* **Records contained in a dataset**
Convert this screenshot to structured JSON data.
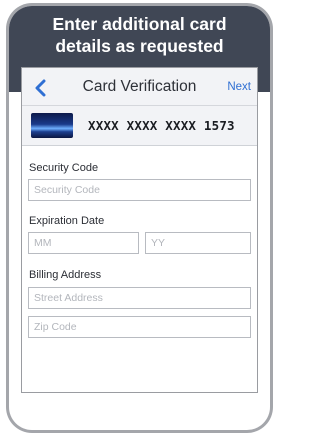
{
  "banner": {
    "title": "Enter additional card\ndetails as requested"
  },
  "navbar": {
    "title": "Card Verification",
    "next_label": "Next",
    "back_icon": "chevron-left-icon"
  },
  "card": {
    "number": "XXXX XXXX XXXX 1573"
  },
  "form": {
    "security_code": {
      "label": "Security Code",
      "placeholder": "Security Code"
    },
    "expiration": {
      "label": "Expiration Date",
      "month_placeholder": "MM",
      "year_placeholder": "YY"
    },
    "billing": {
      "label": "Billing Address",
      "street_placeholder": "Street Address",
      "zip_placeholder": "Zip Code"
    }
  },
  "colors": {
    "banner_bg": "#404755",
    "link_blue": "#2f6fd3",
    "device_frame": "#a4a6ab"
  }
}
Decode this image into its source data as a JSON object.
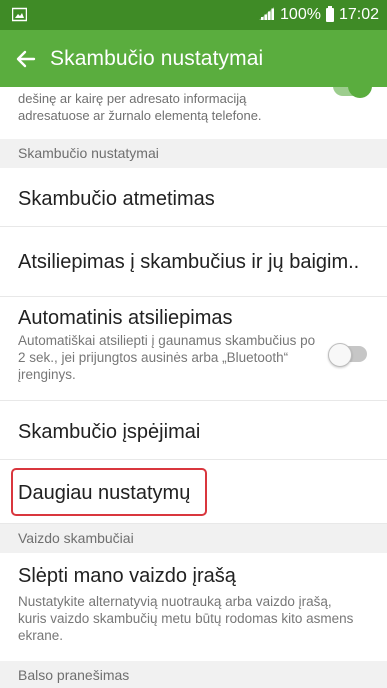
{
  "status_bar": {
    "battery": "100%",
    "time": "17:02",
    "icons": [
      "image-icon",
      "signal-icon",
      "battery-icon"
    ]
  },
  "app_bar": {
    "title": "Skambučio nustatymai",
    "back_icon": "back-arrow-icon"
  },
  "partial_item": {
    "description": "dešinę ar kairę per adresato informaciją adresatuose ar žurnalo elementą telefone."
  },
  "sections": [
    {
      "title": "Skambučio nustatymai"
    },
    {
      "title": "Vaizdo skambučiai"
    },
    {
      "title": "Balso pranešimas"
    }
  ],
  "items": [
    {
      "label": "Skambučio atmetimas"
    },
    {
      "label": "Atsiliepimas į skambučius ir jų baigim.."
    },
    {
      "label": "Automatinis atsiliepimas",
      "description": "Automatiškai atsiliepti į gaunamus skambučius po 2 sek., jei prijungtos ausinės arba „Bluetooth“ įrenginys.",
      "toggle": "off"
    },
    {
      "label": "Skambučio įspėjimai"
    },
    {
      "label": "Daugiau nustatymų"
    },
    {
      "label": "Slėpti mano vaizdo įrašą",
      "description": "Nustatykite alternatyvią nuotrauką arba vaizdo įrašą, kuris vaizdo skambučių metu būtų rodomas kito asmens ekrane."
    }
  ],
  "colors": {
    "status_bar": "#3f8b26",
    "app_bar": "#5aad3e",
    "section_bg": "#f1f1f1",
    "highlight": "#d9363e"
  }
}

* **Instructions to follow**
List each line of the records that holds the string "title".

* **Output of the task**
    "title": "Enter additional card\ndetails as requested"
    "title": "Card Verification",
    "title": "Skambučio nustatymai",
      "title": "Skambučio nustatymai"
      "title": "Vaizdo skambučiai"
      "title": "Balso pranešimas"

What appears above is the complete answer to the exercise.